▶ _TO-DO LIST_
a. In the blog post, can you give the passage between "On the same" and "be a bliss.", inclusive, with "massage chair" substituted by "massage cushion"?
b. Can you condense the paragraph in the blog post that begins "I have progressed in my job search plans" into a short list that keeps its main facts?

▶ _EXCERPTED TEXT_
Friday, January 21, 2011

A lovely bit of zen, and other things

I had a lovely moment of zen photography today - or rather yesterday, as of the (late) time of writing this. I love it when that happens: when you find a subject that inspires you and there's that concentration. It can be quite meditative.

The zen moment was followed by a visit to my brother's. As usual, a very lovely evening - which ended in a game of Monopoly with my younger nephew. A 6-year-old's rules to any game are somewhat confusing and seem quite random - and usually  are manipulated in the course of the game to always benefit the said 6-year-old. This time, for instance, I ended up in a lot owned by my nephew and was about to pay the rent required by the game rules as is right and proper, when a "guard" in the guise of a wizard appeared and I was told to pay 5 million euros immediately. Oh well, the modern Monopoly - at least this version - uses credit cards rather than cash so it hardly felt like paying.

On the same visit, I borrowed my elder nephew's massage chair - one of those things you can put on e.g. the computer chair. It gives a really good and strong shiatsu massage, so it's going to be a bliss.

I have progressed in my job search plans, in addition to sending two applications for jobs I had looked up earlier, in the way of posting an open application in the city of Helsinki recruitment pages and looking up all the secondary schools which offer Latin courses. My plan is to contact the principals to enquire whether they might accept an open application for substitute teacher tasks and such. Many of them may well get all the necessary persons for any teaching tasks from the department of classical philology of the university and they may even prefer formal teacher qualifications but it's at least worth looking into. Some of the comprehensive schools offer Latin as well, but... run away, run away! The idea of teaching comprehensive school kids going through puberty... *shiver*. In any case, I'm looking into all the options (with the aforementioned exception). I'm what I like to call a realistic optimist: I believe something will turn up eventually - but not necessarily immediately and not if I'm not active in looking for it myself.

I'll end this with a quote, for no other reason than that I love it - although the time of the night that I'm writing is the same as described in the lines.

▶ _MATERIAL_
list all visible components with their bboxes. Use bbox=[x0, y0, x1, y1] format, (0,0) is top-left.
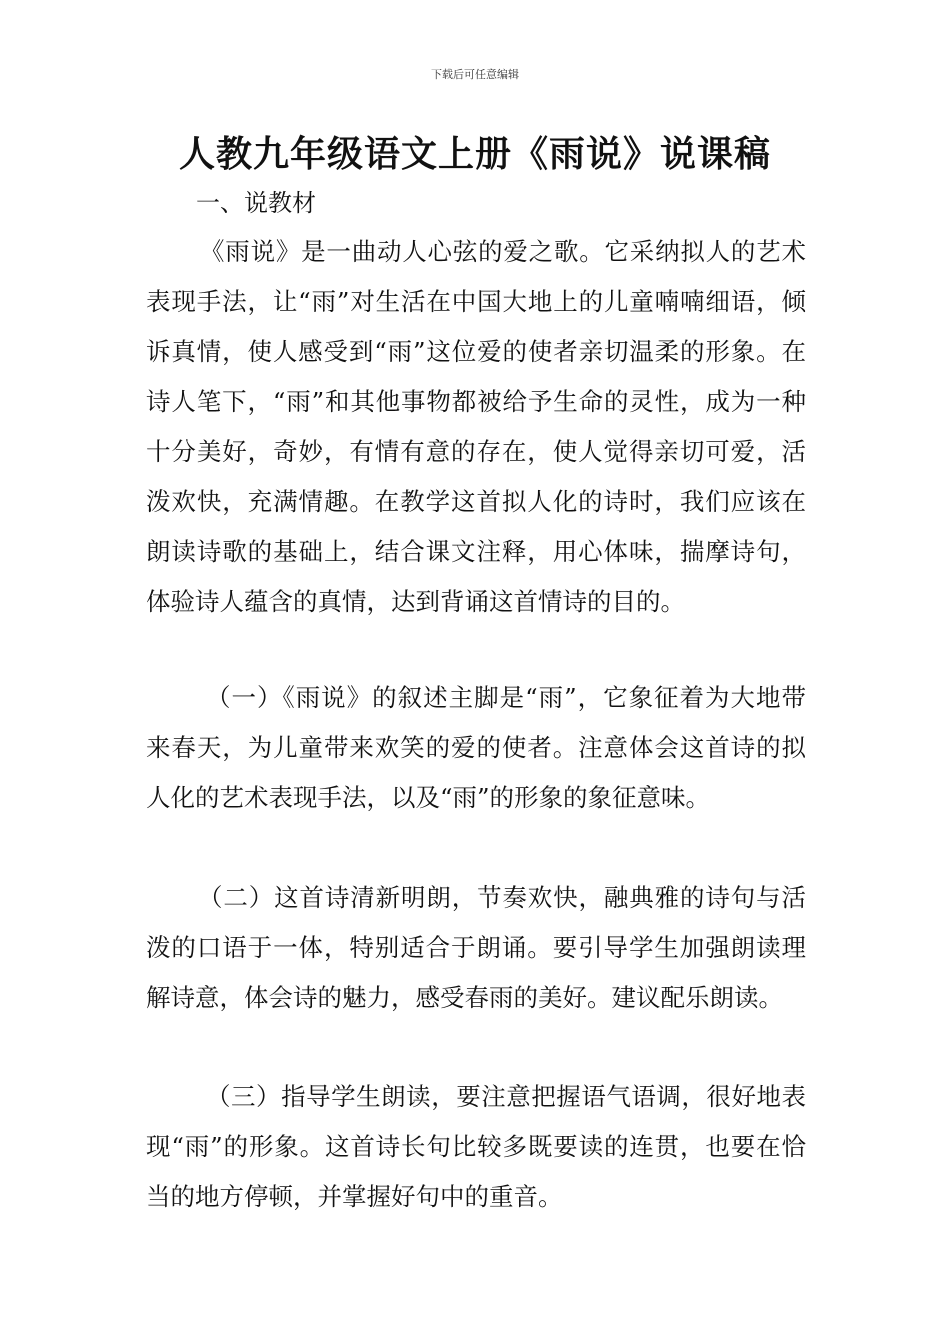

▶ _SOLUTIONS PER TASK_
a.
On the same visit, I borrowed my elder nephew's massage cushion - one of those things you can put on e.g. the computer chair. It gives a really good and strong shiatsu massage, so it's going to be a bliss.

b.
- Sent two applications for jobs found earlier.
- Posted an open application on the city of Helsinki recruitment pages.
- Looked up all the secondary schools that offer Latin courses, planning to ask their principals whether they would accept an open application for substitute teaching and similar work.
- Notes that many schools may get teachers from the university's department of classical philology and may prefer formal teacher qualifications, but considers it worth looking into.
- Rules out comprehensive schools that offer Latin, dreading the thought of teaching kids going through puberty.
- Describes being a "realistic optimist": something will turn up eventually, though not necessarily immediately, and only with active searching.